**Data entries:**
┌──

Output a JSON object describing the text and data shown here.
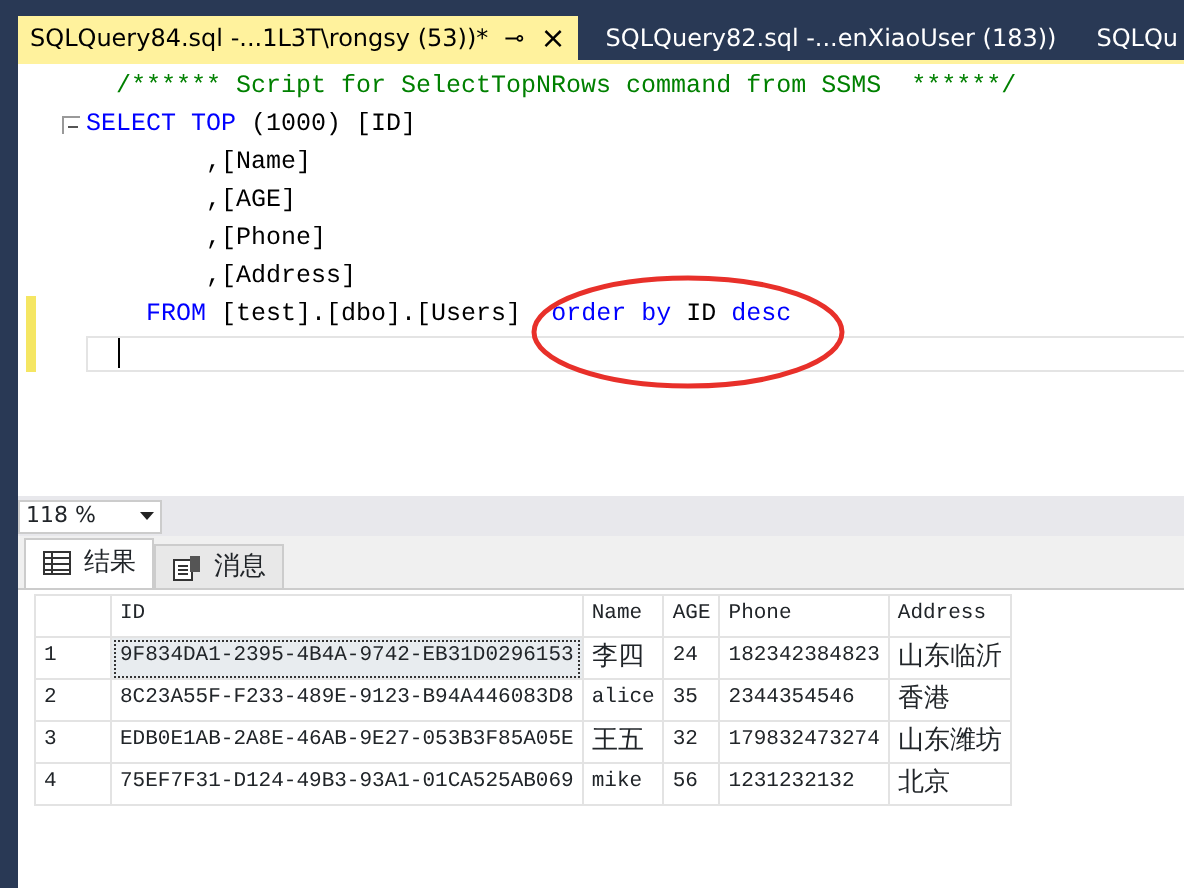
{
  "tabs": [
    {
      "label": "SQLQuery84.sql -...1L3T\\rongsy (53))*",
      "selected": true,
      "pin": "⊸",
      "close": "×"
    },
    {
      "label": "SQLQuery82.sql -...enXiaoUser (183))",
      "selected": false
    },
    {
      "label": "SQLQu",
      "selected": false
    }
  ],
  "editor": {
    "lines": [
      {
        "changed": false,
        "fold": false,
        "current": false,
        "tokens": [
          {
            "kind": "comment",
            "text": "/****** Script for SelectTopNRows command from SSMS  ******/"
          }
        ]
      },
      {
        "changed": false,
        "fold": true,
        "current": false,
        "tokens": [
          {
            "kind": "keyword",
            "text": "SELECT TOP"
          },
          {
            "kind": "plain",
            "text": " (1000) [ID]"
          }
        ]
      },
      {
        "changed": false,
        "fold": false,
        "current": false,
        "tokens": [
          {
            "kind": "plain",
            "text": "      ,[Name]"
          }
        ]
      },
      {
        "changed": false,
        "fold": false,
        "current": false,
        "tokens": [
          {
            "kind": "plain",
            "text": "      ,[AGE]"
          }
        ]
      },
      {
        "changed": false,
        "fold": false,
        "current": false,
        "tokens": [
          {
            "kind": "plain",
            "text": "      ,[Phone]"
          }
        ]
      },
      {
        "changed": false,
        "fold": false,
        "current": false,
        "tokens": [
          {
            "kind": "plain",
            "text": "      ,[Address]"
          }
        ]
      },
      {
        "changed": true,
        "fold": false,
        "current": false,
        "tokens": [
          {
            "kind": "keyword",
            "text": "  FROM"
          },
          {
            "kind": "plain",
            "text": " [test].[dbo].[Users]  "
          },
          {
            "kind": "keyword",
            "text": "order by"
          },
          {
            "kind": "plain",
            "text": " ID "
          },
          {
            "kind": "keyword",
            "text": "desc"
          }
        ]
      },
      {
        "changed": true,
        "fold": false,
        "current": true
      }
    ]
  },
  "zoom": {
    "value": "118 %"
  },
  "result_tabs": [
    {
      "label": "结果",
      "selected": true
    },
    {
      "label": "消息",
      "selected": false
    }
  ],
  "grid": {
    "columns": [
      "ID",
      "Name",
      "AGE",
      "Phone",
      "Address"
    ],
    "rows": [
      {
        "num": "1",
        "cells": [
          "9F834DA1-2395-4B4A-9742-EB31D0296153",
          "李四",
          "24",
          "182342384823",
          "山东临沂"
        ],
        "first_cell_selected": true
      },
      {
        "num": "2",
        "cells": [
          "8C23A55F-F233-489E-9123-B94A446083D8",
          "alice",
          "35",
          "2344354546",
          "香港"
        ],
        "first_cell_selected": false
      },
      {
        "num": "3",
        "cells": [
          "EDB0E1AB-2A8E-46AB-9E27-053B3F85A05E",
          "王五",
          "32",
          "179832473274",
          "山东潍坊"
        ],
        "first_cell_selected": false
      },
      {
        "num": "4",
        "cells": [
          "75EF7F31-D124-49B3-93A1-01CA525AB069",
          "mike",
          "56",
          "1231232132",
          "北京"
        ],
        "first_cell_selected": false
      }
    ]
  }
}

└──

**Problem to work on:**
Print every entry exactly as written, without the pictures.

**Output for this task:**
Output a JSON object describing the text and data shown here.
{
  "tabs": [
    {
      "label": "SQLQuery84.sql -...1L3T\\rongsy (53))*",
      "selected": true,
      "pin": "⊸",
      "close": "×"
    },
    {
      "label": "SQLQuery82.sql -...enXiaoUser (183))",
      "selected": false
    },
    {
      "label": "SQLQu",
      "selected": false
    }
  ],
  "editor": {
    "lines": [
      {
        "changed": false,
        "fold": false,
        "current": false,
        "tokens": [
          {
            "kind": "comment",
            "text": "/****** Script for SelectTopNRows command from SSMS  ******/"
          }
        ]
      },
      {
        "changed": false,
        "fold": true,
        "current": false,
        "tokens": [
          {
            "kind": "keyword",
            "text": "SELECT TOP"
          },
          {
            "kind": "plain",
            "text": " (1000) [ID]"
          }
        ]
      },
      {
        "changed": false,
        "fold": false,
        "current": false,
        "tokens": [
          {
            "kind": "plain",
            "text": "      ,[Name]"
          }
        ]
      },
      {
        "changed": false,
        "fold": false,
        "current": false,
        "tokens": [
          {
            "kind": "plain",
            "text": "      ,[AGE]"
          }
        ]
      },
      {
        "changed": false,
        "fold": false,
        "current": false,
        "tokens": [
          {
            "kind": "plain",
            "text": "      ,[Phone]"
          }
        ]
      },
      {
        "changed": false,
        "fold": false,
        "current": false,
        "tokens": [
          {
            "kind": "plain",
            "text": "      ,[Address]"
          }
        ]
      },
      {
        "changed": true,
        "fold": false,
        "current": false,
        "tokens": [
          {
            "kind": "keyword",
            "text": "  FROM"
          },
          {
            "kind": "plain",
            "text": " [test].[dbo].[Users]  "
          },
          {
            "kind": "keyword",
            "text": "order by"
          },
          {
            "kind": "plain",
            "text": " ID "
          },
          {
            "kind": "keyword",
            "text": "desc"
          }
        ]
      },
      {
        "changed": true,
        "fold": false,
        "current": true
      }
    ]
  },
  "zoom": {
    "value": "118 %"
  },
  "result_tabs": [
    {
      "label": "结果",
      "selected": true
    },
    {
      "label": "消息",
      "selected": false
    }
  ],
  "grid": {
    "columns": [
      "ID",
      "Name",
      "AGE",
      "Phone",
      "Address"
    ],
    "rows": [
      {
        "num": "1",
        "cells": [
          "9F834DA1-2395-4B4A-9742-EB31D0296153",
          "李四",
          "24",
          "182342384823",
          "山东临沂"
        ],
        "first_cell_selected": true
      },
      {
        "num": "2",
        "cells": [
          "8C23A55F-F233-489E-9123-B94A446083D8",
          "alice",
          "35",
          "2344354546",
          "香港"
        ],
        "first_cell_selected": false
      },
      {
        "num": "3",
        "cells": [
          "EDB0E1AB-2A8E-46AB-9E27-053B3F85A05E",
          "王五",
          "32",
          "179832473274",
          "山东潍坊"
        ],
        "first_cell_selected": false
      },
      {
        "num": "4",
        "cells": [
          "75EF7F31-D124-49B3-93A1-01CA525AB069",
          "mike",
          "56",
          "1231232132",
          "北京"
        ],
        "first_cell_selected": false
      }
    ]
  }
}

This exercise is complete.